- **Your goal**: Copy out all of the data below with no alterations.
##### Excerpted data
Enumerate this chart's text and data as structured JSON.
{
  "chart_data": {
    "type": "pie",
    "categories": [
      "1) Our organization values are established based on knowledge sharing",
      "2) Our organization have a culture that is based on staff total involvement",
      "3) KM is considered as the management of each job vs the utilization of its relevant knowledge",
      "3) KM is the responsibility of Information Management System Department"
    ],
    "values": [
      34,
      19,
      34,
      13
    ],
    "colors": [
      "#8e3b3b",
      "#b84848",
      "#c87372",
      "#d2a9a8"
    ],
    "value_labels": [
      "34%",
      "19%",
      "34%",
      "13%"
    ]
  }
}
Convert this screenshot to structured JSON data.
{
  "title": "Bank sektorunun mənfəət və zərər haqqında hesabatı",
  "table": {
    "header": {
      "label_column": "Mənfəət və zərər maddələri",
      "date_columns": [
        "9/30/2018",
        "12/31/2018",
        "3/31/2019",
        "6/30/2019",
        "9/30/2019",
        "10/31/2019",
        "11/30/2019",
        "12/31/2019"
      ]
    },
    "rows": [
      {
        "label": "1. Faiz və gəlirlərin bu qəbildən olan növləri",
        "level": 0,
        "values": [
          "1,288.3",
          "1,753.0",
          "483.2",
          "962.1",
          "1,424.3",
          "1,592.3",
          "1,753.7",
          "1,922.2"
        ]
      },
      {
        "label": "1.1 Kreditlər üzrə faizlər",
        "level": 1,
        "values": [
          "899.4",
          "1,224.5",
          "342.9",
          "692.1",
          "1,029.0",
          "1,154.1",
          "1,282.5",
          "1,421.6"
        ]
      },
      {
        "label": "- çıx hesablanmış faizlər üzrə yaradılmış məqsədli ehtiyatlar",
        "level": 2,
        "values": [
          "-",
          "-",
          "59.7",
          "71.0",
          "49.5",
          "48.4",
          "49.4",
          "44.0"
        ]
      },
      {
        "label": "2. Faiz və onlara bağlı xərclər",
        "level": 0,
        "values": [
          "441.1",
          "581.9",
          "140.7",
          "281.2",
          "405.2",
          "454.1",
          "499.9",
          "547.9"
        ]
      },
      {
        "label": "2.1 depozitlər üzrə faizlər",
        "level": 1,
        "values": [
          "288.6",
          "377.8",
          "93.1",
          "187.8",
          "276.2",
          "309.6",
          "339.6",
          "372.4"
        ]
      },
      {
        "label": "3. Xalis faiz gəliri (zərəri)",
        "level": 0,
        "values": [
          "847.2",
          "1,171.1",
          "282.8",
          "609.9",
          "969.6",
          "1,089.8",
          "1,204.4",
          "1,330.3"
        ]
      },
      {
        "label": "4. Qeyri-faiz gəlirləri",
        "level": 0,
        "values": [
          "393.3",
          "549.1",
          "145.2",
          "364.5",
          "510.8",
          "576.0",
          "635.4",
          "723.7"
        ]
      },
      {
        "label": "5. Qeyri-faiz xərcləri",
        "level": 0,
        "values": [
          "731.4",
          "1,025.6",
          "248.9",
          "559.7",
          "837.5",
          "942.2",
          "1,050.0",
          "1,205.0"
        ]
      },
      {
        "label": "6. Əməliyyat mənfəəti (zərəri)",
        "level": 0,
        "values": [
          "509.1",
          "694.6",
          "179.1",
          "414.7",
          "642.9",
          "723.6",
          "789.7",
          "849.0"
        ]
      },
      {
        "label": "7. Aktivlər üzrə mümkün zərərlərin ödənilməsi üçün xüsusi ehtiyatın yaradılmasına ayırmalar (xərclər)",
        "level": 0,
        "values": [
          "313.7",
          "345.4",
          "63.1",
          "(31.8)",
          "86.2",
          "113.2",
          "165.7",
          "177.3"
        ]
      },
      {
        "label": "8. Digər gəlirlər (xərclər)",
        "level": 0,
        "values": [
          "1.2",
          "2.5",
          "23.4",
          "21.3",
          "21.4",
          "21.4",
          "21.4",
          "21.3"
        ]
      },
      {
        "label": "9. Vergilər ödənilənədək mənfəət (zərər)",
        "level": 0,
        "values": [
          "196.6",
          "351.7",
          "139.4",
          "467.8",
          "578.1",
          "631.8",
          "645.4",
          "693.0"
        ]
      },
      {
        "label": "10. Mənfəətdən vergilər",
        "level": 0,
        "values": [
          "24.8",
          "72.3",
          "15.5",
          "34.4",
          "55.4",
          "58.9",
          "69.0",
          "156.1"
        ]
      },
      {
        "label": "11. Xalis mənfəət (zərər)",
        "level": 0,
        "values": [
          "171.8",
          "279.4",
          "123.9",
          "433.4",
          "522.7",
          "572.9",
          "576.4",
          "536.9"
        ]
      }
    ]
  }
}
##########
- **Worked solution**:
Enumerate this chart's text and data as structured JSON.
{
  "chart_data": {
    "type": "pie",
    "categories": [
      "1) Our organization values are established based on knowledge sharing",
      "2) Our organization have a culture that is based on staff total involvement",
      "3) KM is considered as the management of each job vs the utilization of its relevant knowledge",
      "3) KM is the responsibility of Information Management System Department"
    ],
    "values": [
      34,
      19,
      34,
      13
    ],
    "colors": [
      "#8e3b3b",
      "#b84848",
      "#c87372",
      "#d2a9a8"
    ],
    "value_labels": [
      "34%",
      "19%",
      "34%",
      "13%"
    ]
  }
}
Convert this screenshot to structured JSON data.
{
  "title": "Bank sektorunun mənfəət və zərər haqqında hesabatı",
  "table": {
    "header": {
      "label_column": "Mənfəət və zərər maddələri",
      "date_columns": [
        "9/30/2018",
        "12/31/2018",
        "3/31/2019",
        "6/30/2019",
        "9/30/2019",
        "10/31/2019",
        "11/30/2019",
        "12/31/2019"
      ]
    },
    "rows": [
      {
        "label": "1. Faiz və gəlirlərin bu qəbildən olan növləri",
        "level": 0,
        "values": [
          "1,288.3",
          "1,753.0",
          "483.2",
          "962.1",
          "1,424.3",
          "1,592.3",
          "1,753.7",
          "1,922.2"
        ]
      },
      {
        "label": "1.1 Kreditlər üzrə faizlər",
        "level": 1,
        "values": [
          "899.4",
          "1,224.5",
          "342.9",
          "692.1",
          "1,029.0",
          "1,154.1",
          "1,282.5",
          "1,421.6"
        ]
      },
      {
        "label": "- çıx hesablanmış faizlər üzrə yaradılmış məqsədli ehtiyatlar",
        "level": 2,
        "values": [
          "-",
          "-",
          "59.7",
          "71.0",
          "49.5",
          "48.4",
          "49.4",
          "44.0"
        ]
      },
      {
        "label": "2. Faiz və onlara bağlı xərclər",
        "level": 0,
        "values": [
          "441.1",
          "581.9",
          "140.7",
          "281.2",
          "405.2",
          "454.1",
          "499.9",
          "547.9"
        ]
      },
      {
        "label": "2.1 depozitlər üzrə faizlər",
        "level": 1,
        "values": [
          "288.6",
          "377.8",
          "93.1",
          "187.8",
          "276.2",
          "309.6",
          "339.6",
          "372.4"
        ]
      },
      {
        "label": "3. Xalis faiz gəliri (zərəri)",
        "level": 0,
        "values": [
          "847.2",
          "1,171.1",
          "282.8",
          "609.9",
          "969.6",
          "1,089.8",
          "1,204.4",
          "1,330.3"
        ]
      },
      {
        "label": "4. Qeyri-faiz gəlirləri",
        "level": 0,
        "values": [
          "393.3",
          "549.1",
          "145.2",
          "364.5",
          "510.8",
          "576.0",
          "635.4",
          "723.7"
        ]
      },
      {
        "label": "5. Qeyri-faiz xərcləri",
        "level": 0,
        "values": [
          "731.4",
          "1,025.6",
          "248.9",
          "559.7",
          "837.5",
          "942.2",
          "1,050.0",
          "1,205.0"
        ]
      },
      {
        "label": "6. Əməliyyat mənfəəti (zərəri)",
        "level": 0,
        "values": [
          "509.1",
          "694.6",
          "179.1",
          "414.7",
          "642.9",
          "723.6",
          "789.7",
          "849.0"
        ]
      },
      {
        "label": "7. Aktivlər üzrə mümkün zərərlərin ödənilməsi üçün xüsusi ehtiyatın yaradılmasına ayırmalar (xərclər)",
        "level": 0,
        "values": [
          "313.7",
          "345.4",
          "63.1",
          "(31.8)",
          "86.2",
          "113.2",
          "165.7",
          "177.3"
        ]
      },
      {
        "label": "8. Digər gəlirlər (xərclər)",
        "level": 0,
        "values": [
          "1.2",
          "2.5",
          "23.4",
          "21.3",
          "21.4",
          "21.4",
          "21.4",
          "21.3"
        ]
      },
      {
        "label": "9. Vergilər ödənilənədək mənfəət (zərər)",
        "level": 0,
        "values": [
          "196.6",
          "351.7",
          "139.4",
          "467.8",
          "578.1",
          "631.8",
          "645.4",
          "693.0"
        ]
      },
      {
        "label": "10. Mənfəətdən vergilər",
        "level": 0,
        "values": [
          "24.8",
          "72.3",
          "15.5",
          "34.4",
          "55.4",
          "58.9",
          "69.0",
          "156.1"
        ]
      },
      {
        "label": "11. Xalis mənfəət (zərər)",
        "level": 0,
        "values": [
          "171.8",
          "279.4",
          "123.9",
          "433.4",
          "522.7",
          "572.9",
          "576.4",
          "536.9"
        ]
      }
    ]
  }
}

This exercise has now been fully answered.